:: To do ::
Reproduce the listing below in full and without alteration, apart from its pictures.

:: Items listed in a dataset ::

______

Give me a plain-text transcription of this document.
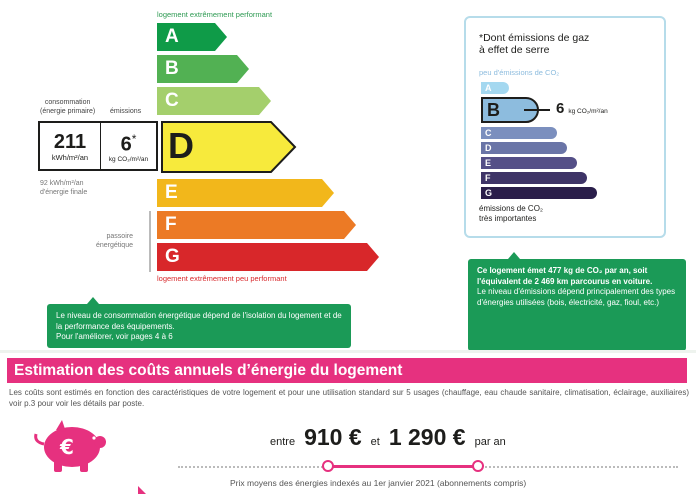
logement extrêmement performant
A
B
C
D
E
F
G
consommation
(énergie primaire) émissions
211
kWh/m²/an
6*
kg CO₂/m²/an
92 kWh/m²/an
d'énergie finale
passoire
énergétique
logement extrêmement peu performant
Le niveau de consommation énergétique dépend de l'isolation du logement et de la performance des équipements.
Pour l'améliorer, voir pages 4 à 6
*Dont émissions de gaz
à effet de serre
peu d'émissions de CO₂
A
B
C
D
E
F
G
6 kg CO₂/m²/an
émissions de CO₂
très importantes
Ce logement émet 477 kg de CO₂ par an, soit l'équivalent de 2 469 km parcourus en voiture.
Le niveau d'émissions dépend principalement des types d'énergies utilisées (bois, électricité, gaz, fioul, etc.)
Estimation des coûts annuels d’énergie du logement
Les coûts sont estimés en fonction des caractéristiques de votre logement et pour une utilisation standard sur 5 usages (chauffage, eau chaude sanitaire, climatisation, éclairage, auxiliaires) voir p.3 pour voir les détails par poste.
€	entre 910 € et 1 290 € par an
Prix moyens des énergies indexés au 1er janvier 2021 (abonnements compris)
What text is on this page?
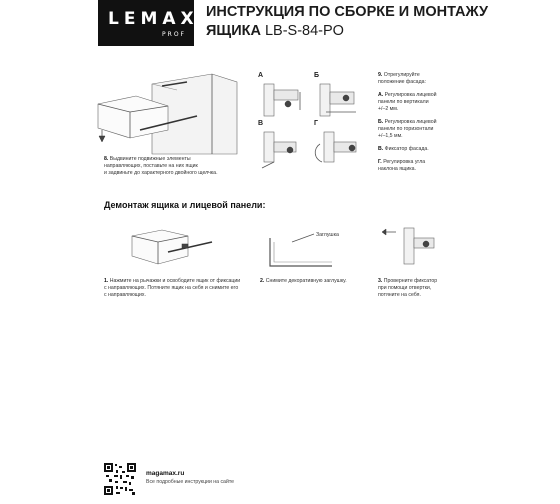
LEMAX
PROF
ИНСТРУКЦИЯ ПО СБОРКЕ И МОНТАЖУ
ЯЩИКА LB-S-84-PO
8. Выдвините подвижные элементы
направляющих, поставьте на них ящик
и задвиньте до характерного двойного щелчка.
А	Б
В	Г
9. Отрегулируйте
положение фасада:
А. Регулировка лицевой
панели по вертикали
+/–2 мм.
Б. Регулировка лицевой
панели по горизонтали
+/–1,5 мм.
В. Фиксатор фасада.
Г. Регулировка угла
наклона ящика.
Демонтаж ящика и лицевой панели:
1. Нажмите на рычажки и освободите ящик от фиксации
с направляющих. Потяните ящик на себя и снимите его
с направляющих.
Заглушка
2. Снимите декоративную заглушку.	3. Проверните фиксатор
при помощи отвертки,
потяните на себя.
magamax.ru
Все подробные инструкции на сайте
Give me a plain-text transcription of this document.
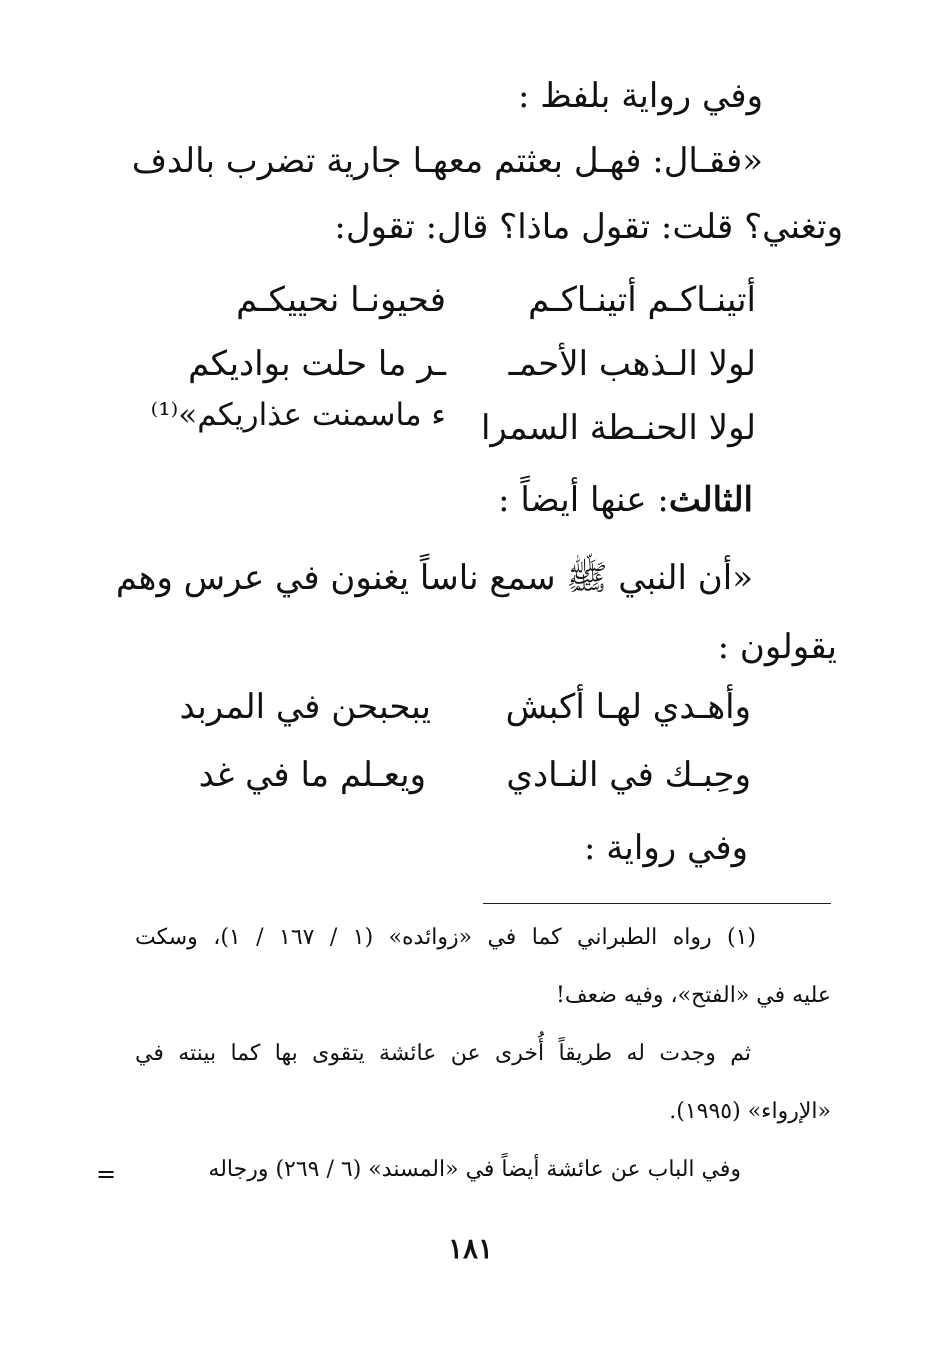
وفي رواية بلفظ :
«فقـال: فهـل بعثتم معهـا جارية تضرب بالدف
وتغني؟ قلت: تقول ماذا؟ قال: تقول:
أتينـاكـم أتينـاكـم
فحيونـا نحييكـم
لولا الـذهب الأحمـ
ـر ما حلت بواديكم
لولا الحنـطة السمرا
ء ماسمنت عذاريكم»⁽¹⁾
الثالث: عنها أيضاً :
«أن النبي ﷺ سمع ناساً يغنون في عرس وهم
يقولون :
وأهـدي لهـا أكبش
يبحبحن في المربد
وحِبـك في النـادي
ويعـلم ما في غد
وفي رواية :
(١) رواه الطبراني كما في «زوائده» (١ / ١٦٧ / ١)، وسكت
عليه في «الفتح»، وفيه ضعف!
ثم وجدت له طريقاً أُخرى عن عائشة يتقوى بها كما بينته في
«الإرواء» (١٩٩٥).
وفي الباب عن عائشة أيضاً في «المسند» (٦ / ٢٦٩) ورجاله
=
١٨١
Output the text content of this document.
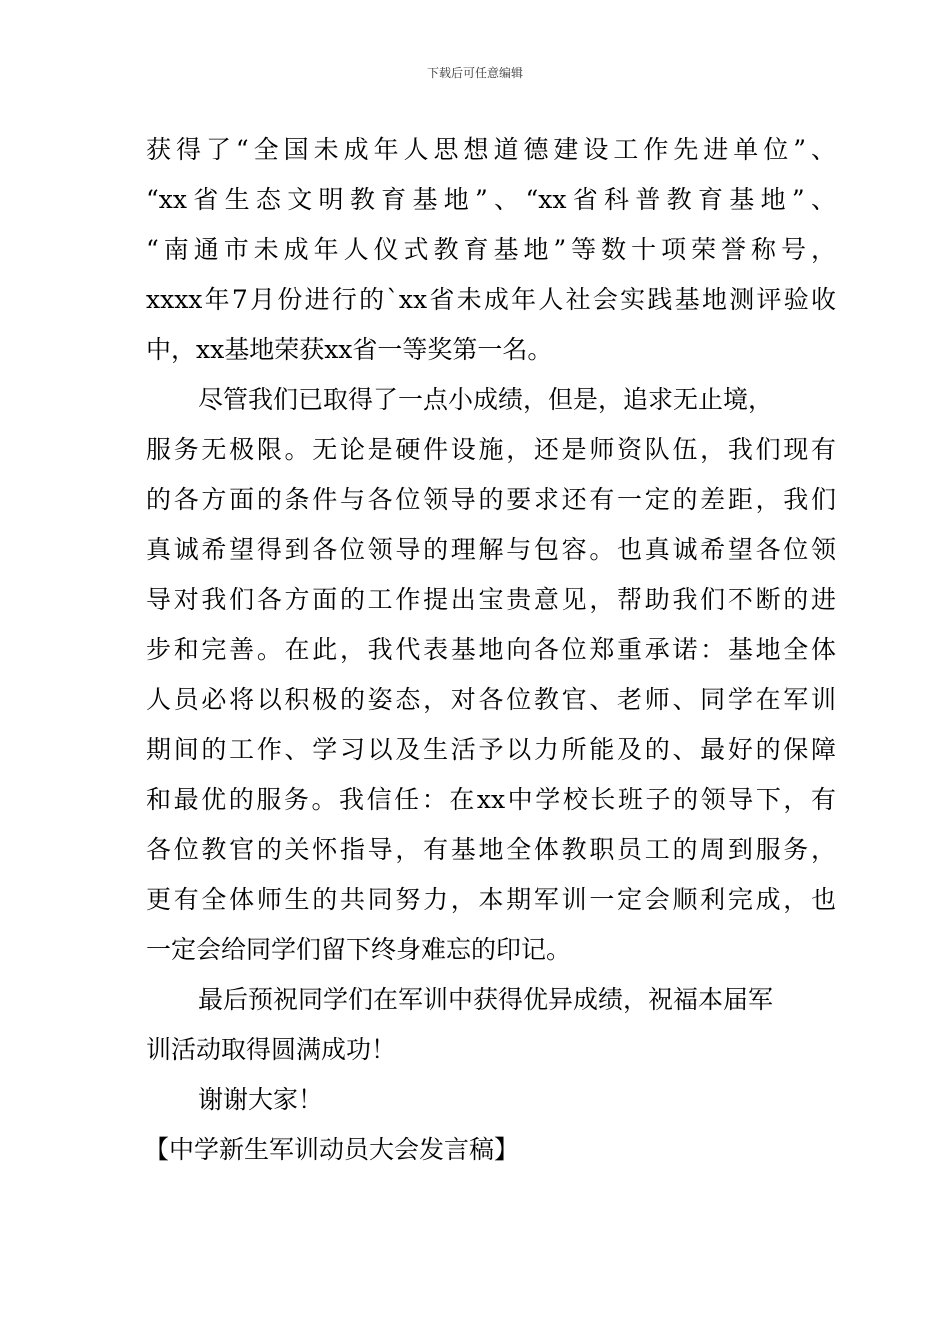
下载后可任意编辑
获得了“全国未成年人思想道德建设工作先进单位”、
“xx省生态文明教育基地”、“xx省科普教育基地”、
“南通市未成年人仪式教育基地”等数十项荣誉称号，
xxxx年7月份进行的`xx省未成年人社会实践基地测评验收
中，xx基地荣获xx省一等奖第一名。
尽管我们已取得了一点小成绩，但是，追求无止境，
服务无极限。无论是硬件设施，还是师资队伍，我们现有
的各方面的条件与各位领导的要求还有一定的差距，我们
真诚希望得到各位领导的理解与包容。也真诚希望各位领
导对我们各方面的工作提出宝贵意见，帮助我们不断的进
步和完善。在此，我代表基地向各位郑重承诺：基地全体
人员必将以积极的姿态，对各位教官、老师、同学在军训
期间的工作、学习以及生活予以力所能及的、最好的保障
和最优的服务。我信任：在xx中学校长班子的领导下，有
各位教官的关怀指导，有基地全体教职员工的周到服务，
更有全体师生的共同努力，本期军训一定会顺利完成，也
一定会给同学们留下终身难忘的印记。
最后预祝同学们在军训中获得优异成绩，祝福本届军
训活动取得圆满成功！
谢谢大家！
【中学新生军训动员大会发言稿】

______

:: Written solution ::
Give me a plain-text transcription of this document.
logement extrêmement performant
A
B
C
D
E
F
G
consommation
(énergie primaire) émissions
211
kWh/m²/an
6*
kg CO₂/m²/an
92 kWh/m²/an
d'énergie finale
passoire
énergétique
logement extrêmement peu performant
Le niveau de consommation énergétique dépend de l'isolation du logement et de la performance des équipements.
Pour l'améliorer, voir pages 4 à 6
*Dont émissions de gaz
à effet de serre
peu d'émissions de CO₂
A
B
C
D
E
F
G
6 kg CO₂/m²/an
émissions de CO₂
très importantes
Ce logement émet 477 kg de CO₂ par an, soit l'équivalent de 2 469 km parcourus en voiture.
Le niveau d'émissions dépend principalement des types d'énergies utilisées (bois, électricité, gaz, fioul, etc.)
Estimation des coûts annuels d’énergie du logement
Les coûts sont estimés en fonction des caractéristiques de votre logement et pour une utilisation standard sur 5 usages (chauffage, eau chaude sanitaire, climatisation, éclairage, auxiliaires) voir p.3 pour voir les détails par poste.
€	entre 910 € et 1 290 € par an
Prix moyens des énergies indexés au 1er janvier 2021 (abonnements compris)
What text is on this page?
LEMAX
PROF
ИНСТРУКЦИЯ ПО СБОРКЕ И МОНТАЖУ
ЯЩИКА LB-S-84-PO
8. Выдвините подвижные элементы
направляющих, поставьте на них ящик
и задвиньте до характерного двойного щелчка.
А	Б
В	Г
9. Отрегулируйте
положение фасада:
А. Регулировка лицевой
панели по вертикали
+/–2 мм.
Б. Регулировка лицевой
панели по горизонтали
+/–1,5 мм.
В. Фиксатор фасада.
Г. Регулировка угла
наклона ящика.
Демонтаж ящика и лицевой панели:
1. Нажмите на рычажки и освободите ящик от фиксации
с направляющих. Потяните ящик на себя и снимите его
с направляющих.
Заглушка
2. Снимите декоративную заглушку.	3. Проверните фиксатор
при помощи отвертки,
потяните на себя.
magamax.ru
Все подробные инструкции на сайте
Give me a plain-text transcription of this document.
وفي رواية بلفظ :
«فقـال: فهـل بعثتم معهـا جارية تضرب بالدف
وتغني؟ قلت: تقول ماذا؟ قال: تقول:
أتينـاكـم أتينـاكـم
فحيونـا نحييكـم
لولا الـذهب الأحمـ
ـر ما حلت بواديكم
لولا الحنـطة السمرا
ء ماسمنت عذاريكم»⁽¹⁾
الثالث: عنها أيضاً :
«أن النبي ﷺ سمع ناساً يغنون في عرس وهم
يقولون :
وأهـدي لهـا أكبش
يبحبحن في المربد
وحِبـك في النـادي
ويعـلم ما في غد
وفي رواية :
(١) رواه الطبراني كما في «زوائده» (١ / ١٦٧ / ١)، وسكت
عليه في «الفتح»، وفيه ضعف!
ثم وجدت له طريقاً أُخرى عن عائشة يتقوى بها كما بينته في
«الإرواء» (١٩٩٥).
وفي الباب عن عائشة أيضاً في «المسند» (٦ / ٢٦٩) ورجاله
=
١٨١
Output the text content of this document.
下载后可任意编辑
获得了“全国未成年人思想道德建设工作先进单位”、
“xx省生态文明教育基地”、“xx省科普教育基地”、
“南通市未成年人仪式教育基地”等数十项荣誉称号，
xxxx年7月份进行的`xx省未成年人社会实践基地测评验收
中，xx基地荣获xx省一等奖第一名。
尽管我们已取得了一点小成绩，但是，追求无止境，
服务无极限。无论是硬件设施，还是师资队伍，我们现有
的各方面的条件与各位领导的要求还有一定的差距，我们
真诚希望得到各位领导的理解与包容。也真诚希望各位领
导对我们各方面的工作提出宝贵意见，帮助我们不断的进
步和完善。在此，我代表基地向各位郑重承诺：基地全体
人员必将以积极的姿态，对各位教官、老师、同学在军训
期间的工作、学习以及生活予以力所能及的、最好的保障
和最优的服务。我信任：在xx中学校长班子的领导下，有
各位教官的关怀指导，有基地全体教职员工的周到服务，
更有全体师生的共同努力，本期军训一定会顺利完成，也
一定会给同学们留下终身难忘的印记。
最后预祝同学们在军训中获得优异成绩，祝福本届军
训活动取得圆满成功！
谢谢大家！
【中学新生军训动员大会发言稿】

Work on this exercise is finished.